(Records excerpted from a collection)
* start *

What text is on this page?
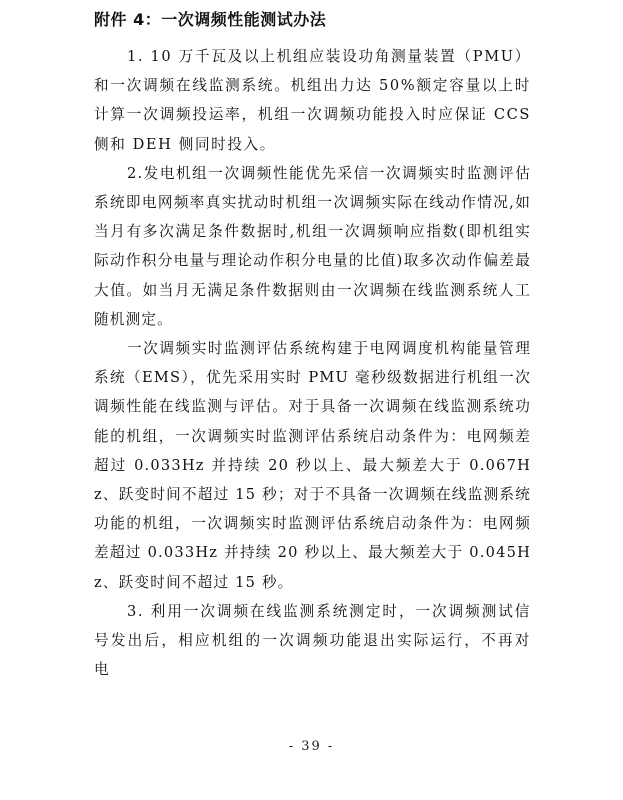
附件 4：一次调频性能测试办法

1. 10 万千瓦及以上机组应装设功角测量装置（PMU）和一次调频在线监测系统。机组出力达 50%额定容量以上时计算一次调频投运率，机组一次调频功能投入时应保证 CCS 侧和 DEH 侧同时投入。

2.发电机组一次调频性能优先采信一次调频实时监测评估系统即电网频率真实扰动时机组一次调频实际在线动作情况,如当月有多次满足条件数据时,机组一次调频响应指数(即机组实际动作积分电量与理论动作积分电量的比值)取多次动作偏差最大值。如当月无满足条件数据则由一次调频在线监测系统人工随机测定。

一次调频实时监测评估系统构建于电网调度机构能量管理系统（EMS），优先采用实时 PMU 毫秒级数据进行机组一次调频性能在线监测与评估。对于具备一次调频在线监测系统功能的机组，一次调频实时监测评估系统启动条件为：电网频差超过 0.033Hz 并持续 20 秒以上、最大频差大于 0.067Hz、跃变时间不超过 15 秒；对于不具备一次调频在线监测系统功能的机组，一次调频实时监测评估系统启动条件为：电网频差超过 0.033Hz 并持续 20 秒以上、最大频差大于 0.045Hz、跃变时间不超过 15 秒。

3. 利用一次调频在线监测系统测定时，一次调频测试信号发出后，相应机组的一次调频功能退出实际运行，不再对电

- 39 -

* end *

GIVEN TASK: Can you retype every record above exactly, leaving out the pictures?

FULL ANSWER:
What text is on this page?
附件 4：一次调频性能测试办法

1. 10 万千瓦及以上机组应装设功角测量装置（PMU）和一次调频在线监测系统。机组出力达 50%额定容量以上时计算一次调频投运率，机组一次调频功能投入时应保证 CCS 侧和 DEH 侧同时投入。

2.发电机组一次调频性能优先采信一次调频实时监测评估系统即电网频率真实扰动时机组一次调频实际在线动作情况,如当月有多次满足条件数据时,机组一次调频响应指数(即机组实际动作积分电量与理论动作积分电量的比值)取多次动作偏差最大值。如当月无满足条件数据则由一次调频在线监测系统人工随机测定。

一次调频实时监测评估系统构建于电网调度机构能量管理系统（EMS），优先采用实时 PMU 毫秒级数据进行机组一次调频性能在线监测与评估。对于具备一次调频在线监测系统功能的机组，一次调频实时监测评估系统启动条件为：电网频差超过 0.033Hz 并持续 20 秒以上、最大频差大于 0.067Hz、跃变时间不超过 15 秒；对于不具备一次调频在线监测系统功能的机组，一次调频实时监测评估系统启动条件为：电网频差超过 0.033Hz 并持续 20 秒以上、最大频差大于 0.045Hz、跃变时间不超过 15 秒。

3. 利用一次调频在线监测系统测定时，一次调频测试信号发出后，相应机组的一次调频功能退出实际运行，不再对电

- 39 -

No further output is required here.